§ **解く問題**
A – SDXLの構築についての文章から、「Stable Diffusion XLの構築方法|RTX4060で実際に導入してみた」という言葉のあるところを書き出しにして、「RA、拡張機能まで紹介する。」まで書いたら止め、その部分をもう一度書いてください。
B – SDXLの構築についての文章を、最後の文のあとから書き進めてください。
*** 読む文章
Stable Diffusion XLの構築方法|RTX4060で実際に導入してみた
はじめに
仕事が忙しくて最近ブログの更新ができていなかった…
最近、ローカル環境でAI画像生成を楽しみたくなり、Stable Diffusion XL(SDXL)を構築してみた。
これまではオンラインサービスを利用することもあったが、自分のPC上で動かせるようになると、
- 好きなモデルを利用できる
- 回数制限を気にしなくて良い
- 自由に設定を変更できる
といったメリットがある。
今回は実際に構築した手順から、現在利用しているモデルやLoRA、拡張機能まで紹介する。
今回の環境
| 項目 | スペック |
|---|---|
| OS | Windows 11 |
| CPU | Ryzen 7 5700X |
| メモリ | 32GB |
| GPU | RTX4060 8GB |
| UI | Stable Diffusion WebUI(AUTOMATIC1111) |
RTX4060はVRAM 8GBのためSDXLでは少し工夫が必要な場面もあるが、趣味用途なら十分実用的だった。
Stable Diffusion XLとは
Stable Diffusion XL(SDXL)は高品質な画像生成が可能なAIモデル。
******
*** データの項目
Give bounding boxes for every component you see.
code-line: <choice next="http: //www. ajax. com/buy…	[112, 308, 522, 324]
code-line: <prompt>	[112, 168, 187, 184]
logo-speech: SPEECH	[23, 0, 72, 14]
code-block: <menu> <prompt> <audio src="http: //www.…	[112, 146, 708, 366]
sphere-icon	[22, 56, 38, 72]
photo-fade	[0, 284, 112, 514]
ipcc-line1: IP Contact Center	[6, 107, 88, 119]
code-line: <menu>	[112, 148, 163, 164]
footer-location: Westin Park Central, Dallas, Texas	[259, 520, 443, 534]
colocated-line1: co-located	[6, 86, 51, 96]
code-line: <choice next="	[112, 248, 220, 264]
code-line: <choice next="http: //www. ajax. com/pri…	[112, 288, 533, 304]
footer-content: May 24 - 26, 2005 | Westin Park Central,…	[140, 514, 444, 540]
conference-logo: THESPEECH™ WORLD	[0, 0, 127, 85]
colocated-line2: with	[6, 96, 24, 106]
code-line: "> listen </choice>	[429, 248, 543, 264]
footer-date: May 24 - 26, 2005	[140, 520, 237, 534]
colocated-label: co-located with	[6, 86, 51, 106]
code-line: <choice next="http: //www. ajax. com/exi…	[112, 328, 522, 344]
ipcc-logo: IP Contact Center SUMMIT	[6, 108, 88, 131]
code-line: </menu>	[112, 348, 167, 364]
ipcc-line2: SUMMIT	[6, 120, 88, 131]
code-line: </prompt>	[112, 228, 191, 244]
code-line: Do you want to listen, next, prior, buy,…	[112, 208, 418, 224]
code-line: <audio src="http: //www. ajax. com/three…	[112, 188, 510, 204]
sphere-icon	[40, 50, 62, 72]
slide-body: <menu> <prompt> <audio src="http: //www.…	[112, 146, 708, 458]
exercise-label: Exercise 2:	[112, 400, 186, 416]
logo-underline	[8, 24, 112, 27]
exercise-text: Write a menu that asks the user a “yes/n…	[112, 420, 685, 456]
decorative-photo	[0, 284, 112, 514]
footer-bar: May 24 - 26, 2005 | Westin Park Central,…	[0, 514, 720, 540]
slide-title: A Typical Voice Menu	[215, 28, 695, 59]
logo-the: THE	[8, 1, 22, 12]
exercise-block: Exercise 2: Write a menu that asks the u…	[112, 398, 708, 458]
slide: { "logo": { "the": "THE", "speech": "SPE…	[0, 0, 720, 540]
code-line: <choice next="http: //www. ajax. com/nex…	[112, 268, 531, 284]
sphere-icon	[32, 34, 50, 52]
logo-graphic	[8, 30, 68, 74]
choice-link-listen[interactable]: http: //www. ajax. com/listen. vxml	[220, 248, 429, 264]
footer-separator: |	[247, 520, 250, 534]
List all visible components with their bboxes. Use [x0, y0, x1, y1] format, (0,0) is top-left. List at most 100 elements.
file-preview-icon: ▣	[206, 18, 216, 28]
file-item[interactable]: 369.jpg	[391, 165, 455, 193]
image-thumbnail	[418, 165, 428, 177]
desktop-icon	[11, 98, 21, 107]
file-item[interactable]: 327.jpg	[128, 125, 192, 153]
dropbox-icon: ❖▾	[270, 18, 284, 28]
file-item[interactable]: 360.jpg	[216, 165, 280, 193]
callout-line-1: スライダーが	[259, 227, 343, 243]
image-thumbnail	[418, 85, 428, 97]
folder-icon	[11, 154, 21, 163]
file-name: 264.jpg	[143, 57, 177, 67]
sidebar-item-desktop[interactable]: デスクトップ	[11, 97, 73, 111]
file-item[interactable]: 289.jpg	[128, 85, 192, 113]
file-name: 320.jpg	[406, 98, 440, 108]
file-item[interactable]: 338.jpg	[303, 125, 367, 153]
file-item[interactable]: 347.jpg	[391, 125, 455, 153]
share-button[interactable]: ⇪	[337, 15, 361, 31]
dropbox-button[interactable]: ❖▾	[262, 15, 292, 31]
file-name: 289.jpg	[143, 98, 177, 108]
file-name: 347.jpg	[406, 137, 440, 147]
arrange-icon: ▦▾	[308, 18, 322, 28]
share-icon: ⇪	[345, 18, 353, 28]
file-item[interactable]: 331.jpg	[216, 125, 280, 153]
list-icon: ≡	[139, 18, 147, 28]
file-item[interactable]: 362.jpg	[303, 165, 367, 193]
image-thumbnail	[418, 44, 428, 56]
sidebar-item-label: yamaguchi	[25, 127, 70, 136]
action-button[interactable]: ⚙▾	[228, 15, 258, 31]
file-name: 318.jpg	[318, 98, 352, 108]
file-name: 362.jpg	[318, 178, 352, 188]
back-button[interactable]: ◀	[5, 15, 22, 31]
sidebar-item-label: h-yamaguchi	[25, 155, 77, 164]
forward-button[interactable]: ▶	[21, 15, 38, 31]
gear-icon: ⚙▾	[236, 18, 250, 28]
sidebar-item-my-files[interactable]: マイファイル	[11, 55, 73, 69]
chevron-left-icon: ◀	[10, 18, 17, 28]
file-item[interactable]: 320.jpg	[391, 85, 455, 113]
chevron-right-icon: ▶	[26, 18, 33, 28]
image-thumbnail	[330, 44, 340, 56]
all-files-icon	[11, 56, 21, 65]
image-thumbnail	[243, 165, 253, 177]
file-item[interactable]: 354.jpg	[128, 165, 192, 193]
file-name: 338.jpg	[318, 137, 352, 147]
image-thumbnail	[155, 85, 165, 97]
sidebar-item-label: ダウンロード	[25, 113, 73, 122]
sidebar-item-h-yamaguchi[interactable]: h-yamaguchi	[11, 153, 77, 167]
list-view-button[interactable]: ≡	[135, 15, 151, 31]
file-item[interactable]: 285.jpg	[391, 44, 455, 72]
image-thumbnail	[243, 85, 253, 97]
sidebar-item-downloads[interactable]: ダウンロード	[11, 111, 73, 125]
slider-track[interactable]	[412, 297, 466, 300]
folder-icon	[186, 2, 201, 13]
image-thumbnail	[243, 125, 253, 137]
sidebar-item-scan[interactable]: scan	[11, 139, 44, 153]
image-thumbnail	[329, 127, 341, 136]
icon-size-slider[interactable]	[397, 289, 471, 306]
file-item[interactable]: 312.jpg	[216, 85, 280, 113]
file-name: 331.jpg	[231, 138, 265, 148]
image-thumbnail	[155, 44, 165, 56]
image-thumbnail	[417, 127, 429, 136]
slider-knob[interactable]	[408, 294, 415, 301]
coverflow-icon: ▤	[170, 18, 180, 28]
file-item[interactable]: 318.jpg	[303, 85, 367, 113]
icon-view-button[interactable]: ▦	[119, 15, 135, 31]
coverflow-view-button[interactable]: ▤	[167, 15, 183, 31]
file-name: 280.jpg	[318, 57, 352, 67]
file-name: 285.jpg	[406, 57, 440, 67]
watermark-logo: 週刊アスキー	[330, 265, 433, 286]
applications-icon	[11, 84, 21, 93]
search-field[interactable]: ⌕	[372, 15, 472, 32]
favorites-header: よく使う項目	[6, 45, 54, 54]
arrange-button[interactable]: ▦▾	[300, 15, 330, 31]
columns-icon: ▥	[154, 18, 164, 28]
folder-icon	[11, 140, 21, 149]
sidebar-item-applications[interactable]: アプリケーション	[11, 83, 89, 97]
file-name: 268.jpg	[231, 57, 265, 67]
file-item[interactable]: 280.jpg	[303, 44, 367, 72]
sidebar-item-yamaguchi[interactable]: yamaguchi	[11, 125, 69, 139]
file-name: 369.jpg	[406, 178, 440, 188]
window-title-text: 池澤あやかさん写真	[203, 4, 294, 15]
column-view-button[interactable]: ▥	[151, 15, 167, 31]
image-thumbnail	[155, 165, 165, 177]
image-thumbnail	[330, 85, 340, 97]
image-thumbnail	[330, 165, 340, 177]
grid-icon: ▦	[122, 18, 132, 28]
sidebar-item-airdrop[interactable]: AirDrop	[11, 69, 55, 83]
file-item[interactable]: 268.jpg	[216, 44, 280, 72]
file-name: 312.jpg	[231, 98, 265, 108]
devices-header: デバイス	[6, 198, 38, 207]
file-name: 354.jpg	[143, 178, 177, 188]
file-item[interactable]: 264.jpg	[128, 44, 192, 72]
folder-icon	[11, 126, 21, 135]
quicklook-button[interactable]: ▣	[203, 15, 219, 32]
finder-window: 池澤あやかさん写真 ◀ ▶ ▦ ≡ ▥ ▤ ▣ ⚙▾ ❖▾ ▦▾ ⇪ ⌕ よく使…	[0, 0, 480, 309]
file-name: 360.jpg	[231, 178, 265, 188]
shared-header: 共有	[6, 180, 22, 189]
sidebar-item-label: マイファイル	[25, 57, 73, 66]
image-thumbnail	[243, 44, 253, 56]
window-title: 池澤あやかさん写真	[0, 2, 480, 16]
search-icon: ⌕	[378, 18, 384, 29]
******
§ **問題の答え**
A –
Stable Diffusion XLの構築方法|RTX4060で実際に導入してみた
はじめに
仕事が忙しくて最近ブログの更新ができていなかった…
最近、ローカル環境でAI画像生成を楽しみたくなり、Stable Diffusion XL(SDXL)を構築してみた。
これまではオンラインサービスを利用することもあったが、自分のPC上で動かせるようになると、
- 好きなモデルを利用できる
- 回数制限を気にしなくて良い
- 自由に設定を変更できる
といったメリットがある。
今回は実際に構築した手順から、現在利用しているモデルやLoRA、拡張機能まで紹介する。

B –
従来のStable Diffusion 1.5系と比較して、
- 高解像度
- より自然な構図
- ディテール向上
といった特徴がある。
アニメ風イラストから風景まで幅広く生成できる。
構築に必要なもの
- Python
- Git
- Stable Diffusion WebUI
- SDXLモデル
Pythonのインストール
ダウンロード先

手順
- Python 3.10.6をダウンロード
- インストーラー起動
- 「Add Python to PATH」にチェック
- Install Nowをクリック
確認コマンド
python --version
Gitのインストール
ダウンロード先
手順
- Gitをダウンロード
- インストール
- 基本設定はデフォルトでOK
確認コマンド
git --version
Stable Diffusion WebUIのダウンロード
ダウンロード先

任意のフォルダでコマンドプロンプトを開く。
例
C:\AI
以下を実行。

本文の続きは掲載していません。